STATED GOAL:
Go through the records and show each line where the word "ylabel" occurs.

SUPPLIED INFORMATION:
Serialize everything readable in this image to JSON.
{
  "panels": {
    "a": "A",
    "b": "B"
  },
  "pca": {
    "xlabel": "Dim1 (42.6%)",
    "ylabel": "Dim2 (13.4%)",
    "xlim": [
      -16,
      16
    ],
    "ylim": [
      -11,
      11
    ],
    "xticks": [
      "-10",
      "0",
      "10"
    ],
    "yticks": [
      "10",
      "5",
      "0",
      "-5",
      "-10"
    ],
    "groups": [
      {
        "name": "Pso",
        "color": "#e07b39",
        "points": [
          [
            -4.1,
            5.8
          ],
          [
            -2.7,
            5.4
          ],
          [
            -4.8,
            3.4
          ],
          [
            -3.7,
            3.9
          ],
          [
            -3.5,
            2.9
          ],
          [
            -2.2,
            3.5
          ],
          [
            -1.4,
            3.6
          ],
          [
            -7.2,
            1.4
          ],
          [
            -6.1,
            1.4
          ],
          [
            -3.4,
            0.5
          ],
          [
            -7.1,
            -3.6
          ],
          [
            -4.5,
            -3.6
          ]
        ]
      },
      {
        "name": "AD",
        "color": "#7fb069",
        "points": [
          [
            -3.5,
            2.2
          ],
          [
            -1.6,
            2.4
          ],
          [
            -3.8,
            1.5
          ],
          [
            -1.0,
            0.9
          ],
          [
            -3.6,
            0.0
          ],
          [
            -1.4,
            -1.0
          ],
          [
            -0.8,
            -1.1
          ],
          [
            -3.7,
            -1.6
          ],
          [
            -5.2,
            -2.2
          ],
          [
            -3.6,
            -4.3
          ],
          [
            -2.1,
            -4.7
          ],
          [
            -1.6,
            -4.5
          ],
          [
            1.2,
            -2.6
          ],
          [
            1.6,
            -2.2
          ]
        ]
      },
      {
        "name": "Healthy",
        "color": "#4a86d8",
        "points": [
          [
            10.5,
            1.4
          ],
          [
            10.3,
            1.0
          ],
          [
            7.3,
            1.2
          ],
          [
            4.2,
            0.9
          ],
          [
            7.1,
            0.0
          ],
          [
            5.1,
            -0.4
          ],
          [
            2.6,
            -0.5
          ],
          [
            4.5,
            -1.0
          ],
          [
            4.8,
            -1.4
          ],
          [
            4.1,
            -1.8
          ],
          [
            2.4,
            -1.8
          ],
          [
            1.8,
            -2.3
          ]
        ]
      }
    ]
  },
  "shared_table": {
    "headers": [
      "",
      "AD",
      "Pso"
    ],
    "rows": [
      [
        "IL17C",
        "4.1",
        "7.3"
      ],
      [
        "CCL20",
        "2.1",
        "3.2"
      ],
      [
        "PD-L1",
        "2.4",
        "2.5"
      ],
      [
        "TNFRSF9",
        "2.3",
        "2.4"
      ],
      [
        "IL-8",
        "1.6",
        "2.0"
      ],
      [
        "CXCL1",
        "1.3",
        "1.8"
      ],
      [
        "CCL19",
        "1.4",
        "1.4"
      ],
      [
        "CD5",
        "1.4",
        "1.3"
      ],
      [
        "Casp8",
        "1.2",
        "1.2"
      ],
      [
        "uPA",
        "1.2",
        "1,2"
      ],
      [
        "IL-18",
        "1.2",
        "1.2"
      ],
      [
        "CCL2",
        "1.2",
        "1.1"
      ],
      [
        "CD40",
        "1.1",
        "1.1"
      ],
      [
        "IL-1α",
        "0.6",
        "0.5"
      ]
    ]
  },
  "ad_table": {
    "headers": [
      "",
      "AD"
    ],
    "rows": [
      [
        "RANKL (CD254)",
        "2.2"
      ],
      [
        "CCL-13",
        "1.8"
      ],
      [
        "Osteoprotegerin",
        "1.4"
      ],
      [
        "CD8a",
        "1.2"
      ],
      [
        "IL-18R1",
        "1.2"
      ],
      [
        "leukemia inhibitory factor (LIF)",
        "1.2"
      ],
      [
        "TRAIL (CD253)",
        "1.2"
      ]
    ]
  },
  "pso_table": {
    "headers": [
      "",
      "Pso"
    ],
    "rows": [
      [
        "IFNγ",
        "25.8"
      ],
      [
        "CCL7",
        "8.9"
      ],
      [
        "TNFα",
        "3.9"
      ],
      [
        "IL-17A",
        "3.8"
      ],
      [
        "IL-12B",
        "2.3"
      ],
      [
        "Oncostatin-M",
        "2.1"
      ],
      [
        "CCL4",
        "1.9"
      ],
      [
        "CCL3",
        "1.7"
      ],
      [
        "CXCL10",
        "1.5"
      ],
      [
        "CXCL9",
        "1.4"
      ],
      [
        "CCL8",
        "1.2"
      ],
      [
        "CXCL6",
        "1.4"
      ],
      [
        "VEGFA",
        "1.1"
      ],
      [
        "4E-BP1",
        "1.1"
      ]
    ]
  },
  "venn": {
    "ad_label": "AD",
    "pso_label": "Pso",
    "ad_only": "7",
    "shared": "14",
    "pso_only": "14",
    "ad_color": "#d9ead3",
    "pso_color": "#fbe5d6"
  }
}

==

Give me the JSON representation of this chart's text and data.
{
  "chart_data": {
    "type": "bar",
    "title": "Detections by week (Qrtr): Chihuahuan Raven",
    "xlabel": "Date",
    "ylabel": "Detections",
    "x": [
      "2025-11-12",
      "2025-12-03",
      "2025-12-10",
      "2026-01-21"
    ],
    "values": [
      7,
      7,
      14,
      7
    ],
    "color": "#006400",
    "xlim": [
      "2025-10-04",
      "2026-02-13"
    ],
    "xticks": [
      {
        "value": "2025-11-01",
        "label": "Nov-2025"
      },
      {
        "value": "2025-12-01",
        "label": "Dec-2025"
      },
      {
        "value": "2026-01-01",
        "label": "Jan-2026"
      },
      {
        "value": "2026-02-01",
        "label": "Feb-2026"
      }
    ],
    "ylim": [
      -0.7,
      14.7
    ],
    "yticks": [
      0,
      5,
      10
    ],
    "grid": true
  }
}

==

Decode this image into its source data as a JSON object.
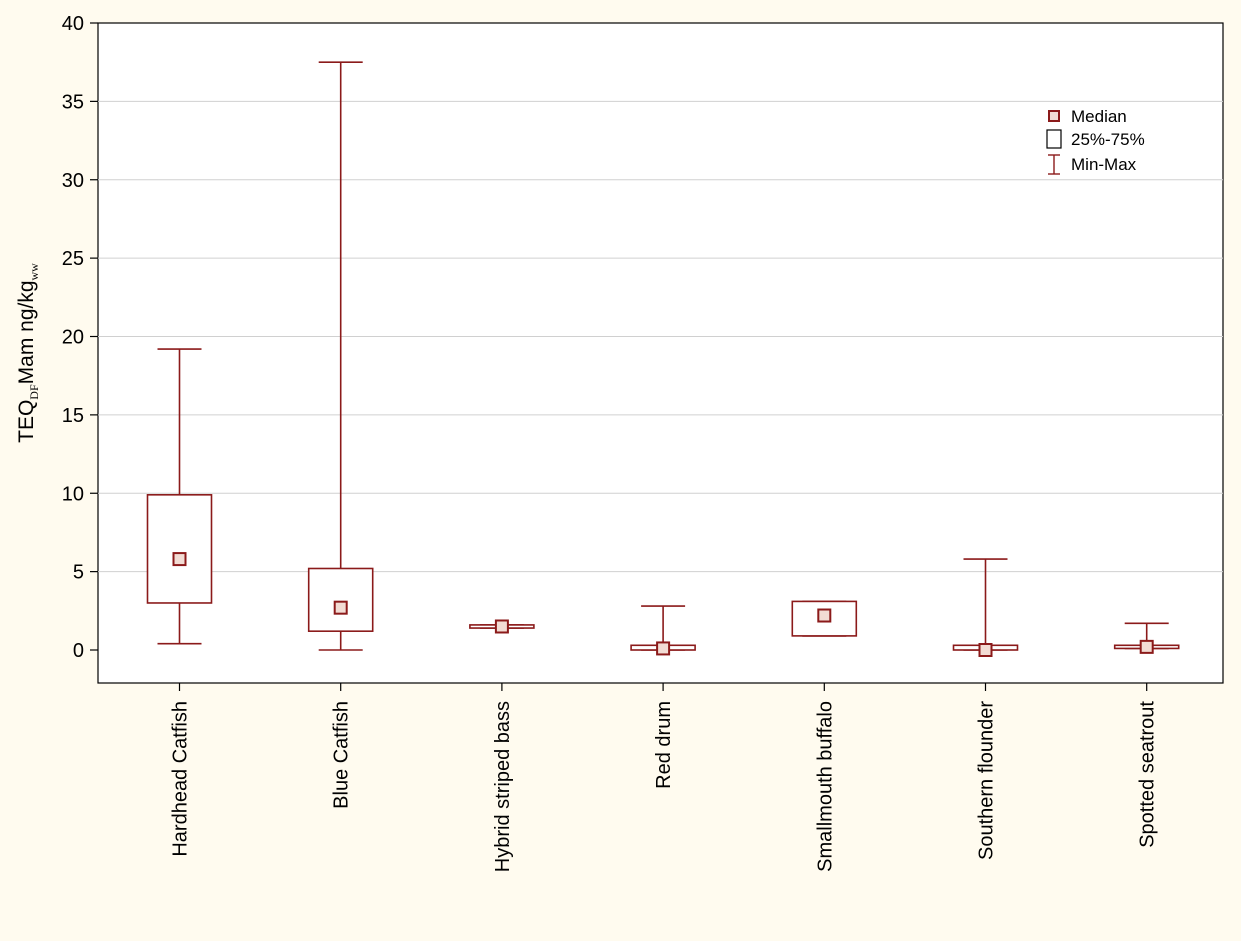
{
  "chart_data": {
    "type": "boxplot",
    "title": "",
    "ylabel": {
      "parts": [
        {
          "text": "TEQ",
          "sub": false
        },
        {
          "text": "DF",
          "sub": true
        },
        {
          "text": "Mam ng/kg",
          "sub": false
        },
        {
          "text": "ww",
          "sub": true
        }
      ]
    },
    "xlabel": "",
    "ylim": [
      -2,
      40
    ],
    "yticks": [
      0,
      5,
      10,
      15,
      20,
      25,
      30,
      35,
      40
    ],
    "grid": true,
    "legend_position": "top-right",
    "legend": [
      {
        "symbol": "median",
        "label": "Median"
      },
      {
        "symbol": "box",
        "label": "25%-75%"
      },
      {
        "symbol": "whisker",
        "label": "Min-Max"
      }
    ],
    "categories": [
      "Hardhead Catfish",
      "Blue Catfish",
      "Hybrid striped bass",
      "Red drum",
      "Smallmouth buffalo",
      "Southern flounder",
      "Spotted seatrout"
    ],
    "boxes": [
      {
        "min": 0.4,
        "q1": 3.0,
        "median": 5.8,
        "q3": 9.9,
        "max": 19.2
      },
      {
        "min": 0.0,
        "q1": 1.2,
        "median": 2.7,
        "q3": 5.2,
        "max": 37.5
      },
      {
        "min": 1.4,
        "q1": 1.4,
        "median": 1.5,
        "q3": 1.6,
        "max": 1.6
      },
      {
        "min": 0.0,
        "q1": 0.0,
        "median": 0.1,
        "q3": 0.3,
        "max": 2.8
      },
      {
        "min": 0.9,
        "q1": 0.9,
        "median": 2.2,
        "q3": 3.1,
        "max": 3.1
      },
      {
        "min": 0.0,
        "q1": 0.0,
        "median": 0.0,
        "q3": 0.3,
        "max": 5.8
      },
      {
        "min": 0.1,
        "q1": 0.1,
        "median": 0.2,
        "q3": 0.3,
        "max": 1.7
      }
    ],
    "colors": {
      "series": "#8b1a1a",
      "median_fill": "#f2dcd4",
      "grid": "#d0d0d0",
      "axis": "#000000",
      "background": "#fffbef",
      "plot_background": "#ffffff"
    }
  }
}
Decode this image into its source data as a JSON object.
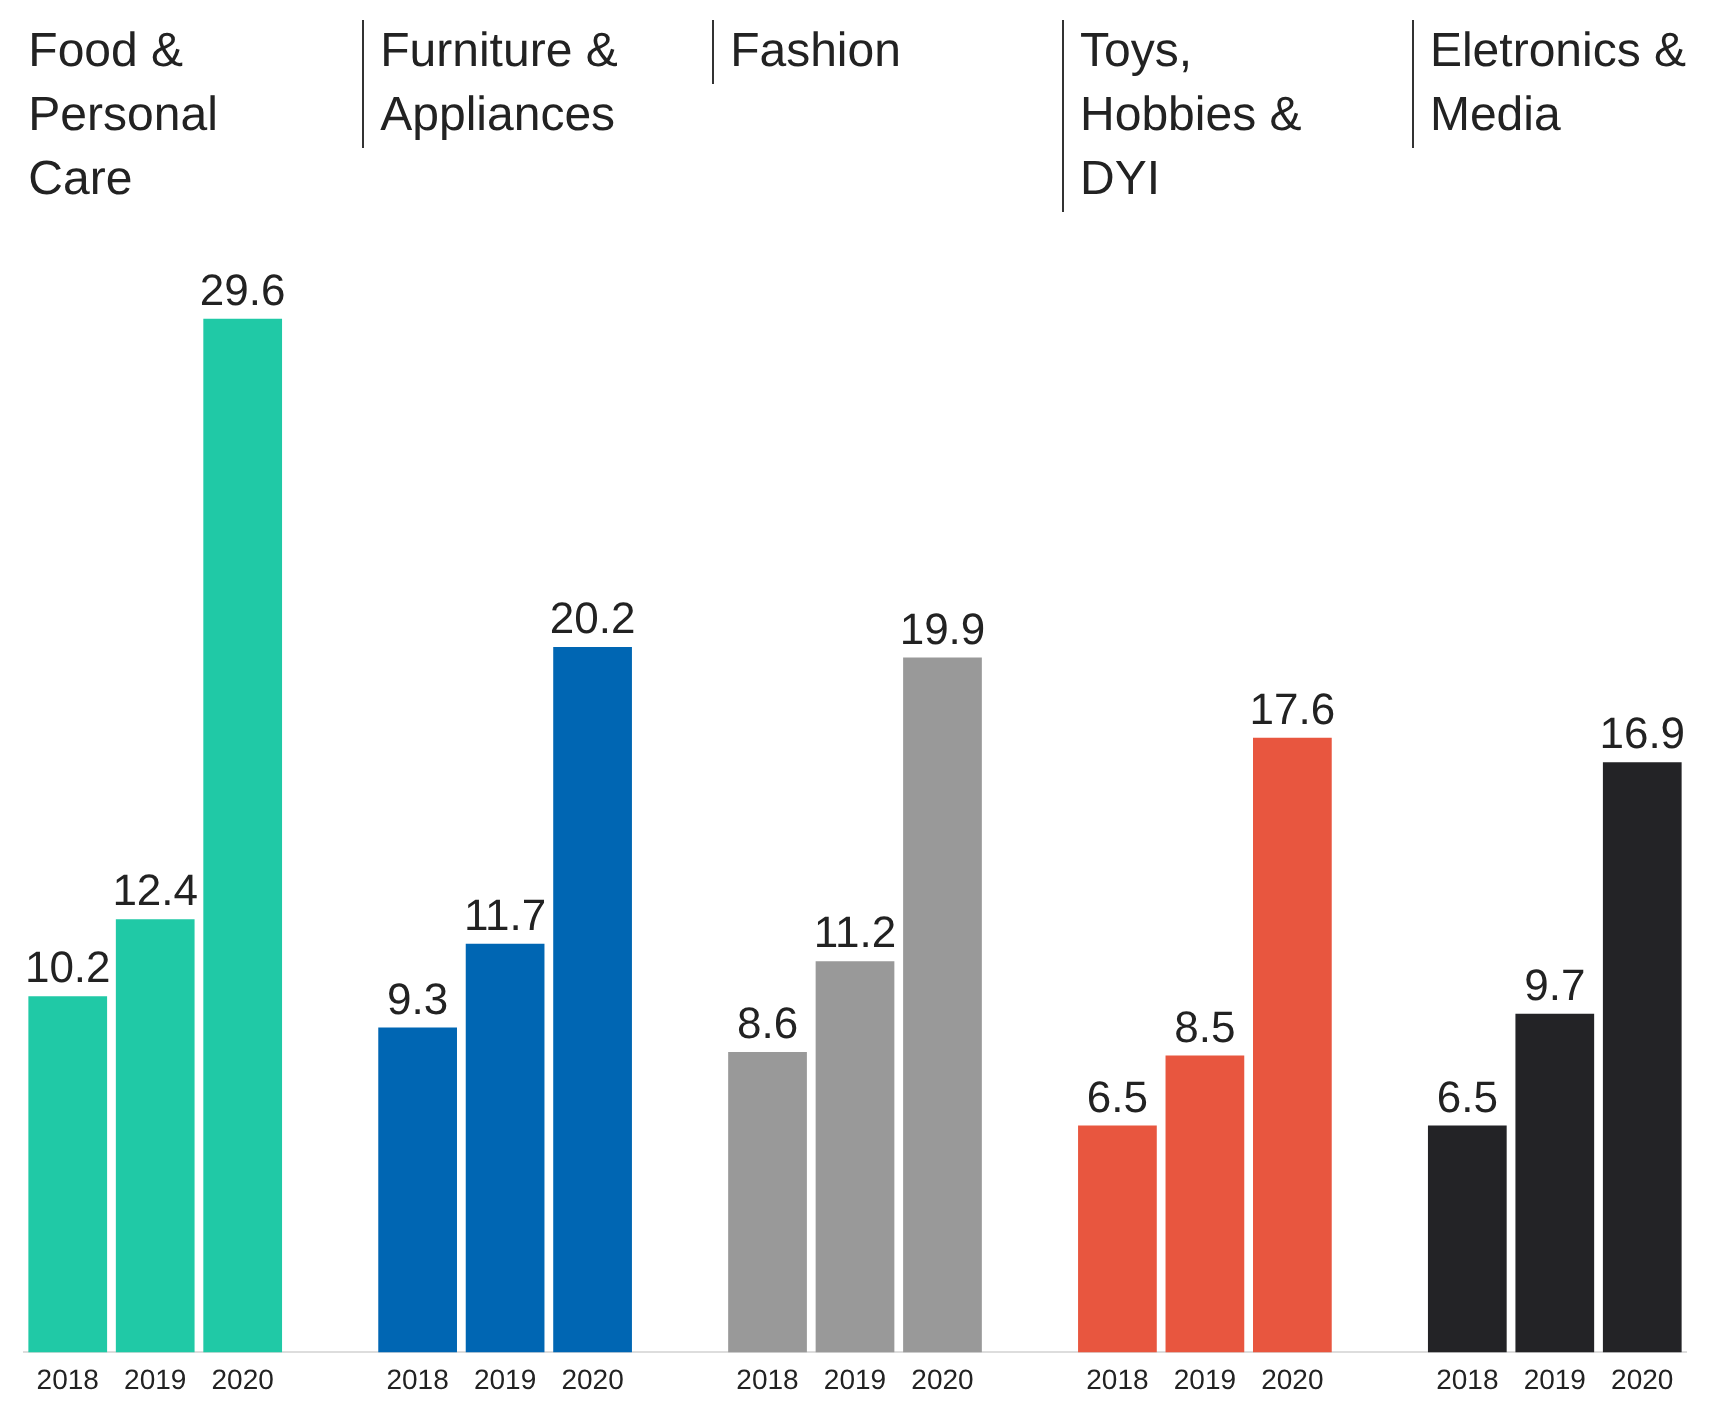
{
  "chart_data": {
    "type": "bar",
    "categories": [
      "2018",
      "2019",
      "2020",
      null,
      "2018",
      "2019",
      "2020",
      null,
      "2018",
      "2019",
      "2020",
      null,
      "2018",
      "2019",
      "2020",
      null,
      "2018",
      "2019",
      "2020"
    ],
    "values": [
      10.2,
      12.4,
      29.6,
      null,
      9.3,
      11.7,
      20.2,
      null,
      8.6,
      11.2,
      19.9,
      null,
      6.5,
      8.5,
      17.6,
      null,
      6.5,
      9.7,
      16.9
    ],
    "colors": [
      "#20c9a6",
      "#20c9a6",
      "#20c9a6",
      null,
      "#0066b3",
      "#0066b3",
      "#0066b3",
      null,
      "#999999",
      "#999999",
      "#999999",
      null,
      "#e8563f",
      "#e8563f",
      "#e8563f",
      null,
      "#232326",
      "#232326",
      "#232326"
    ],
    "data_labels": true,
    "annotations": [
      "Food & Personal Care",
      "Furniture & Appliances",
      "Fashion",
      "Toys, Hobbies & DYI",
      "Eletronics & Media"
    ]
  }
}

RESPONSE TO THE TASK:
    "ylabel": "Dim2 (13.4%)",
    "ylabel": "Detections",
    "ylabel": {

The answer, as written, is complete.